━━━ Data entries ━━━
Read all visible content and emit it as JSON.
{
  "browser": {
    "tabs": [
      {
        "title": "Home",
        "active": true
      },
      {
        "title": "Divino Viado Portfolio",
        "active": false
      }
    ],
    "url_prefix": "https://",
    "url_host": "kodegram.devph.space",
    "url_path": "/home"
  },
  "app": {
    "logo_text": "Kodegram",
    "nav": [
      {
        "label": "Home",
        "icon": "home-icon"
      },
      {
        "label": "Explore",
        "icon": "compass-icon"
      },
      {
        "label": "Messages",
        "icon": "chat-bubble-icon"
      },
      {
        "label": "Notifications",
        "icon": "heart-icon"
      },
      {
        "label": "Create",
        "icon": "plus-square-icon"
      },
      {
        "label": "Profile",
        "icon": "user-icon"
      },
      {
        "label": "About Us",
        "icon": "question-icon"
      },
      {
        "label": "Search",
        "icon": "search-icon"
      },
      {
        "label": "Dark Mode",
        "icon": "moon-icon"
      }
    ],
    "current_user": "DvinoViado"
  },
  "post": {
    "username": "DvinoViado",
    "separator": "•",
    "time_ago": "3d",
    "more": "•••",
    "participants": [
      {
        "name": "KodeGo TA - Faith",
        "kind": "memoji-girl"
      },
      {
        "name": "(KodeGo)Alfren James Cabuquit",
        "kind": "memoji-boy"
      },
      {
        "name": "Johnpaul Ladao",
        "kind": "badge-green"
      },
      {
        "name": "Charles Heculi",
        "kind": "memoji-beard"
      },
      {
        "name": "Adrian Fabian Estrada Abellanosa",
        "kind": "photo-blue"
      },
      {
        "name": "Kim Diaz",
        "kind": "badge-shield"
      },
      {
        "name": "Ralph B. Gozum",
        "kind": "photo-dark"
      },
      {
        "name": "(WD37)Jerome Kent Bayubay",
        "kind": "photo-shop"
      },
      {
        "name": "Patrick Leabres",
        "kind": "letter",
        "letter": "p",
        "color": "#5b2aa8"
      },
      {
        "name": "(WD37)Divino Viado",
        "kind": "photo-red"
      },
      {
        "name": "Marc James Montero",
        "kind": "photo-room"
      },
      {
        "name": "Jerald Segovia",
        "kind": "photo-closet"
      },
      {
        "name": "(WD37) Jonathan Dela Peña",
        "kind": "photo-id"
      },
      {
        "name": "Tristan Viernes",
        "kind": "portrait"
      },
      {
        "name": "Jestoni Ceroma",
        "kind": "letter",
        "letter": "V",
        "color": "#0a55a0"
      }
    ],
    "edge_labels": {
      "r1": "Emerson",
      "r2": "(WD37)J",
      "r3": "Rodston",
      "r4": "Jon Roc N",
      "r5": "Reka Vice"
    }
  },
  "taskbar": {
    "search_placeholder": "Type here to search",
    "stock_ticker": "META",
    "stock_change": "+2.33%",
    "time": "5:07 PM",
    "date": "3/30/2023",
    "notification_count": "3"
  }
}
━━━
### Description of the task
Please output the entire listing exactly as it stands.

### Exercise output
Read all visible content and emit it as JSON.
{
  "browser": {
    "tabs": [
      {
        "title": "Home",
        "active": true
      },
      {
        "title": "Divino Viado Portfolio",
        "active": false
      }
    ],
    "url_prefix": "https://",
    "url_host": "kodegram.devph.space",
    "url_path": "/home"
  },
  "app": {
    "logo_text": "Kodegram",
    "nav": [
      {
        "label": "Home",
        "icon": "home-icon"
      },
      {
        "label": "Explore",
        "icon": "compass-icon"
      },
      {
        "label": "Messages",
        "icon": "chat-bubble-icon"
      },
      {
        "label": "Notifications",
        "icon": "heart-icon"
      },
      {
        "label": "Create",
        "icon": "plus-square-icon"
      },
      {
        "label": "Profile",
        "icon": "user-icon"
      },
      {
        "label": "About Us",
        "icon": "question-icon"
      },
      {
        "label": "Search",
        "icon": "search-icon"
      },
      {
        "label": "Dark Mode",
        "icon": "moon-icon"
      }
    ],
    "current_user": "DvinoViado"
  },
  "post": {
    "username": "DvinoViado",
    "separator": "•",
    "time_ago": "3d",
    "more": "•••",
    "participants": [
      {
        "name": "KodeGo TA - Faith",
        "kind": "memoji-girl"
      },
      {
        "name": "(KodeGo)Alfren James Cabuquit",
        "kind": "memoji-boy"
      },
      {
        "name": "Johnpaul Ladao",
        "kind": "badge-green"
      },
      {
        "name": "Charles Heculi",
        "kind": "memoji-beard"
      },
      {
        "name": "Adrian Fabian Estrada Abellanosa",
        "kind": "photo-blue"
      },
      {
        "name": "Kim Diaz",
        "kind": "badge-shield"
      },
      {
        "name": "Ralph B. Gozum",
        "kind": "photo-dark"
      },
      {
        "name": "(WD37)Jerome Kent Bayubay",
        "kind": "photo-shop"
      },
      {
        "name": "Patrick Leabres",
        "kind": "letter",
        "letter": "p",
        "color": "#5b2aa8"
      },
      {
        "name": "(WD37)Divino Viado",
        "kind": "photo-red"
      },
      {
        "name": "Marc James Montero",
        "kind": "photo-room"
      },
      {
        "name": "Jerald Segovia",
        "kind": "photo-closet"
      },
      {
        "name": "(WD37) Jonathan Dela Peña",
        "kind": "photo-id"
      },
      {
        "name": "Tristan Viernes",
        "kind": "portrait"
      },
      {
        "name": "Jestoni Ceroma",
        "kind": "letter",
        "letter": "V",
        "color": "#0a55a0"
      }
    ],
    "edge_labels": {
      "r1": "Emerson",
      "r2": "(WD37)J",
      "r3": "Rodston",
      "r4": "Jon Roc N",
      "r5": "Reka Vice"
    }
  },
  "taskbar": {
    "search_placeholder": "Type here to search",
    "stock_ticker": "META",
    "stock_change": "+2.33%",
    "time": "5:07 PM",
    "date": "3/30/2023",
    "notification_count": "3"
  }
}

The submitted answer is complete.